*Document segment*:
+ + + +
Front Gardens

As the weather warms up here in Eugene, Oregon, we enjoy spending more time outside. For most homeowners, the privacy of a back yard provides the greatest opportunity for relaxation and enjoyment, while the front yard remains more formal and primarily serves as space for circulation. Despite the more public nature of the front yard, we at Lovinger Robertson Landscape Architects believe it is a rich canvas for outdoor living. Let’s delve into this frequently viewed but often overlooked space.

When visitors approach a house, the front yard is the first introduction to the home. It prepares guests for the character of the individual homeowner and responds to the vernacular of the neighborhood. Context plays a strong role in the perception of a front yard; an aesthetic that ties into the surrounding properties creates a powerful sense of neighborhood cohesion. The front yard also gives homeowners an opportunity to express their values to the public. A xeriscape or vegetable garden in the front yard communicates sustainable principles, and is all the more visible amidst a sea of lawns. A more subtle transition from the context, such as a turf-alternative like micro-clover, can create a dialogue with the neighbors and minimize the need for irrigation. Lawn space lends a serene respite and is a valuable element in design; however, the front yard can provide a richer experience when that lawn is thoughtfully combined with other types of vegetation.
+ + + +
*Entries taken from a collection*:
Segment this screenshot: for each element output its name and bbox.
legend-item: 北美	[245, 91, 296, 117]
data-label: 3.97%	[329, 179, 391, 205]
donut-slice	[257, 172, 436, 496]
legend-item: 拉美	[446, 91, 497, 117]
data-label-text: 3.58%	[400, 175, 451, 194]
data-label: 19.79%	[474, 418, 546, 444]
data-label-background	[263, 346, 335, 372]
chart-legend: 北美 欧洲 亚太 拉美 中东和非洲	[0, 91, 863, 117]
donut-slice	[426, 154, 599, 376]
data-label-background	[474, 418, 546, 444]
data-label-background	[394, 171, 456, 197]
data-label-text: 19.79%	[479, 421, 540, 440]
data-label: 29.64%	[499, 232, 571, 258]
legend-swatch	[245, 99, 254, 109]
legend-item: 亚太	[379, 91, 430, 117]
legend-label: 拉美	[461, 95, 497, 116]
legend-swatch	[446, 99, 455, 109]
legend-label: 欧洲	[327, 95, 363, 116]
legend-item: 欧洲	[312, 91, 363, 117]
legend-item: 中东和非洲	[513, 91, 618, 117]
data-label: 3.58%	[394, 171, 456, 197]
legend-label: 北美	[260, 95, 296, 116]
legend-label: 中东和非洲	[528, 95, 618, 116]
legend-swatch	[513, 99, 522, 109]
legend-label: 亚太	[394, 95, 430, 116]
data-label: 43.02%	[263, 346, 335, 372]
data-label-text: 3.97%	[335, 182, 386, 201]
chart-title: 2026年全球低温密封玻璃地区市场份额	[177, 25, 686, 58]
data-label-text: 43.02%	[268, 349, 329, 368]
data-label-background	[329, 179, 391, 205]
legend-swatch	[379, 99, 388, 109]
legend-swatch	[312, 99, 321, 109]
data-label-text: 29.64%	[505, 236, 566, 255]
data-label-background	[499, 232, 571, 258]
+ + + +
*Work instruction 1*:
Answer these questions using the passage on front gardens.
(a) In which city and state does the weather warm up, according to the opening paragraph?
(b) What does the front yard primarily serve as for most homeowners?
(c) Which turf-alternative does the passage name?
*Work instruction 2*: Reproduce the part of the passage on front gardens that opens with the words containing "Front Gardens" and closes with "often overlooked space.".
*Work instruction 3*: Continue the passage on front gardens, beginning after its final sentence.

*Output 1*:
(a) Eugene, Oregon
(b) Space for circulation
(c) Micro-clover

*Output 2*:
Front Gardens

As the weather warms up here in Eugene, Oregon, we enjoy spending more time outside. For most homeowners, the privacy of a back yard provides the greatest opportunity for relaxation and enjoyment, while the front yard remains more formal and primarily serves as space for circulation. Despite the more public nature of the front yard, we at Lovinger Robertson Landscape Architects believe it is a rich canvas for outdoor living. Let’s delve into this frequently viewed but often overlooked space.

*Output 3*:
While front gardens are generally considered a counterpoint to the more private back garden, not every property has an equal balance between these two realms. Corner lots or lots with large building setbacks often result in homes with ample front yards and meager or nonexistent back yards. In these instances, the role of the front yard should evolve to serve more private functions. Subdividing the garden space – either through careful arrangement of plants or through fences and hardscaping – can create outdoor rooms that extend privacy into the front space.

The front yard also is a valuable opportunity to physically and mentally transition from the public realm to the private realm. In a previous blog post, we explored the power of thresholds in creating meaningful outdoor rooms and transitioning into more personal spaces. The front garden is rich with design opportunities to shed the pressures of the larger world as you move toward the home. Close attention to the solar aspect and surrounding vegetation will help define the character and clarity of the entry, as will carefully choreographed outdoor lighting. The presence of vehicles strongly affects the cohesion of the front yard and entry experience; providing some separation between the car and the entrance to the home will preserve the serenity of the home, while maintaining ease of access is important for function. Thoughtfully balancing the many needs placed on the front yard results in a space that is simultaneously welcoming and thoroughly usable, expressing the personality of the homeowner and engaging with the character of the surrounding neighborhood.